_What you are asked to do:_ Restate, word for word, every line of the data.

_Record set:_
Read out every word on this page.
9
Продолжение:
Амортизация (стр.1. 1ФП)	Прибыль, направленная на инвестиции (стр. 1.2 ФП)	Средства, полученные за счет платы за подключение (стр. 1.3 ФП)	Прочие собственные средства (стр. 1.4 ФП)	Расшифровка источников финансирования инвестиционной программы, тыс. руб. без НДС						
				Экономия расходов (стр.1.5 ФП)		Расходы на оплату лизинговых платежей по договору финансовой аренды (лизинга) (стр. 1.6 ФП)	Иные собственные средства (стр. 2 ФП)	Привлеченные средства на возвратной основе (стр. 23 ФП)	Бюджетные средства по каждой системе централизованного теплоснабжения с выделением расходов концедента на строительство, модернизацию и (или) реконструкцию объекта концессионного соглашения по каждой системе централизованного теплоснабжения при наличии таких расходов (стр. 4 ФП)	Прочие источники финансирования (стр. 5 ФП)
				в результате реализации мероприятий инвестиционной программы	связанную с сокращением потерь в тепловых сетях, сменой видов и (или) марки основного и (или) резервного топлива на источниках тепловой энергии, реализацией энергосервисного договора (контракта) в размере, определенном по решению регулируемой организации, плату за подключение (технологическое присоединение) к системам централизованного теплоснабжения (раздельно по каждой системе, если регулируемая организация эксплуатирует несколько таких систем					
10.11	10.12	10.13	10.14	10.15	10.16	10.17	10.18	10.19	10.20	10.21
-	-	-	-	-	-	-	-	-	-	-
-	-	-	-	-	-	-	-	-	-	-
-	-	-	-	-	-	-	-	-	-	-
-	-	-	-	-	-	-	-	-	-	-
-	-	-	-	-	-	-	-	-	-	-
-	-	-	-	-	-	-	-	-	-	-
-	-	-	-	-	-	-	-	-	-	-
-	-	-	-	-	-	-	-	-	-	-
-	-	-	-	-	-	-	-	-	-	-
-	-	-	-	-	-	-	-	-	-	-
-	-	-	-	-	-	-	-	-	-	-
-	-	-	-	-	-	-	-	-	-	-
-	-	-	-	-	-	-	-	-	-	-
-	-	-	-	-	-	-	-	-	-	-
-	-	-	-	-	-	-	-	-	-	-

_Result of this task:_
Read out every word on this page.
9
Продолжение:
Амортизация (стр.1. 1ФП)	Прибыль, направленная на инвестиции (стр. 1.2 ФП)	Средства, полученные за счет платы за подключение (стр. 1.3 ФП)	Прочие собственные средства (стр. 1.4 ФП)	Расшифровка источников финансирования инвестиционной программы, тыс. руб. без НДС						
				Экономия расходов (стр.1.5 ФП)		Расходы на оплату лизинговых платежей по договору финансовой аренды (лизинга) (стр. 1.6 ФП)	Иные собственные средства (стр. 2 ФП)	Привлеченные средства на возвратной основе (стр. 23 ФП)	Бюджетные средства по каждой системе централизованного теплоснабжения с выделением расходов концедента на строительство, модернизацию и (или) реконструкцию объекта концессионного соглашения по каждой системе централизованного теплоснабжения при наличии таких расходов (стр. 4 ФП)	Прочие источники финансирования (стр. 5 ФП)
				в результате реализации мероприятий инвестиционной программы	связанную с сокращением потерь в тепловых сетях, сменой видов и (или) марки основного и (или) резервного топлива на источниках тепловой энергии, реализацией энергосервисного договора (контракта) в размере, определенном по решению регулируемой организации, плату за подключение (технологическое присоединение) к системам централизованного теплоснабжения (раздельно по каждой системе, если регулируемая организация эксплуатирует несколько таких систем					
10.11	10.12	10.13	10.14	10.15	10.16	10.17	10.18	10.19	10.20	10.21
-	-	-	-	-	-	-	-	-	-	-
-	-	-	-	-	-	-	-	-	-	-
-	-	-	-	-	-	-	-	-	-	-
-	-	-	-	-	-	-	-	-	-	-
-	-	-	-	-	-	-	-	-	-	-
-	-	-	-	-	-	-	-	-	-	-
-	-	-	-	-	-	-	-	-	-	-
-	-	-	-	-	-	-	-	-	-	-
-	-	-	-	-	-	-	-	-	-	-
-	-	-	-	-	-	-	-	-	-	-
-	-	-	-	-	-	-	-	-	-	-
-	-	-	-	-	-	-	-	-	-	-
-	-	-	-	-	-	-	-	-	-	-
-	-	-	-	-	-	-	-	-	-	-
-	-	-	-	-	-	-	-	-	-	-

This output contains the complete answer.